Objective: Repeat each entry exactly and drop the pictures.

Extracted information:
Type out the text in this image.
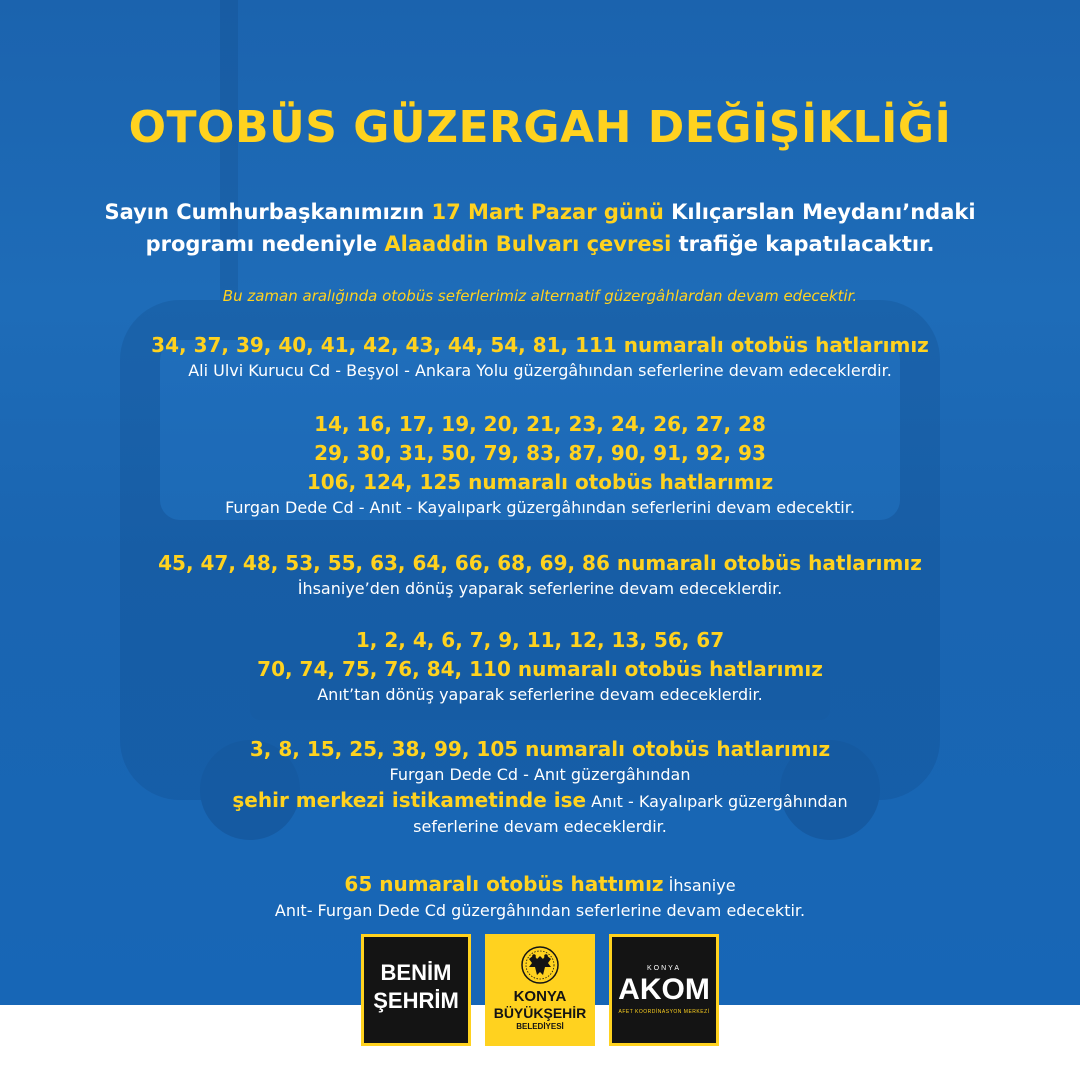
OTOBÜS GÜZERGAH DEĞİŞİKLİĞİ
Sayın Cumhurbaşkanımızın 17 Mart Pazar günü Kılıçarslan Meydanı’ndaki
programı nedeniyle Alaaddin Bulvarı çevresi trafiğe kapatılacaktır.
Bu zaman aralığında otobüs seferlerimiz alternatif güzergâhlardan devam edecektir.
34, 37, 39, 40, 41, 42, 43, 44, 54, 81, 111 numaralı otobüs hatlarımız
Ali Ulvi Kurucu Cd - Beşyol - Ankara Yolu güzergâhından seferlerine devam edeceklerdir.
14, 16, 17, 19, 20, 21, 23, 24, 26, 27, 28
29, 30, 31, 50, 79, 83, 87, 90, 91, 92, 93
106, 124, 125 numaralı otobüs hatlarımız
Furgan Dede Cd - Anıt - Kayalıpark güzergâhından seferlerini devam edecektir.
45, 47, 48, 53, 55, 63, 64, 66, 68, 69, 86 numaralı otobüs hatlarımız
İhsaniye’den dönüş yaparak seferlerine devam edeceklerdir.
1, 2, 4, 6, 7, 9, 11, 12, 13, 56, 67
70, 74, 75, 76, 84, 110 numaralı otobüs hatlarımız
Anıt’tan dönüş yaparak seferlerine devam edeceklerdir.
3, 8, 15, 25, 38, 99, 105 numaralı otobüs hatlarımız
Furgan Dede Cd - Anıt güzergâhından
şehir merkezi istikametinde ise Anıt - Kayalıpark güzergâhından
seferlerine devam edeceklerdir.
65 numaralı otobüs hattımız İhsaniye
Anıt- Furgan Dede Cd güzergâhından seferlerine devam edecektir.
BENİM
ŞEHRİM	KONYA
BÜYÜKŞEHİR
BELEDİYESİ
KONYA
AKOM
AFET KOORDİNASYON MERKEZİ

Task response:
Type out the text in this image.
OTOBÜS GÜZERGAH DEĞİŞİKLİĞİ
Sayın Cumhurbaşkanımızın 17 Mart Pazar günü Kılıçarslan Meydanı’ndaki
programı nedeniyle Alaaddin Bulvarı çevresi trafiğe kapatılacaktır.
Bu zaman aralığında otobüs seferlerimiz alternatif güzergâhlardan devam edecektir.
34, 37, 39, 40, 41, 42, 43, 44, 54, 81, 111 numaralı otobüs hatlarımız
Ali Ulvi Kurucu Cd - Beşyol - Ankara Yolu güzergâhından seferlerine devam edeceklerdir.
14, 16, 17, 19, 20, 21, 23, 24, 26, 27, 28
29, 30, 31, 50, 79, 83, 87, 90, 91, 92, 93
106, 124, 125 numaralı otobüs hatlarımız
Furgan Dede Cd - Anıt - Kayalıpark güzergâhından seferlerini devam edecektir.
45, 47, 48, 53, 55, 63, 64, 66, 68, 69, 86 numaralı otobüs hatlarımız
İhsaniye’den dönüş yaparak seferlerine devam edeceklerdir.
1, 2, 4, 6, 7, 9, 11, 12, 13, 56, 67
70, 74, 75, 76, 84, 110 numaralı otobüs hatlarımız
Anıt’tan dönüş yaparak seferlerine devam edeceklerdir.
3, 8, 15, 25, 38, 99, 105 numaralı otobüs hatlarımız
Furgan Dede Cd - Anıt güzergâhından
şehir merkezi istikametinde ise Anıt - Kayalıpark güzergâhından
seferlerine devam edeceklerdir.
65 numaralı otobüs hattımız İhsaniye
Anıt- Furgan Dede Cd güzergâhından seferlerine devam edecektir.
BENİM
ŞEHRİM	KONYA
BÜYÜKŞEHİR
BELEDİYESİ
KONYA
AKOM
AFET KOORDİNASYON MERKEZİ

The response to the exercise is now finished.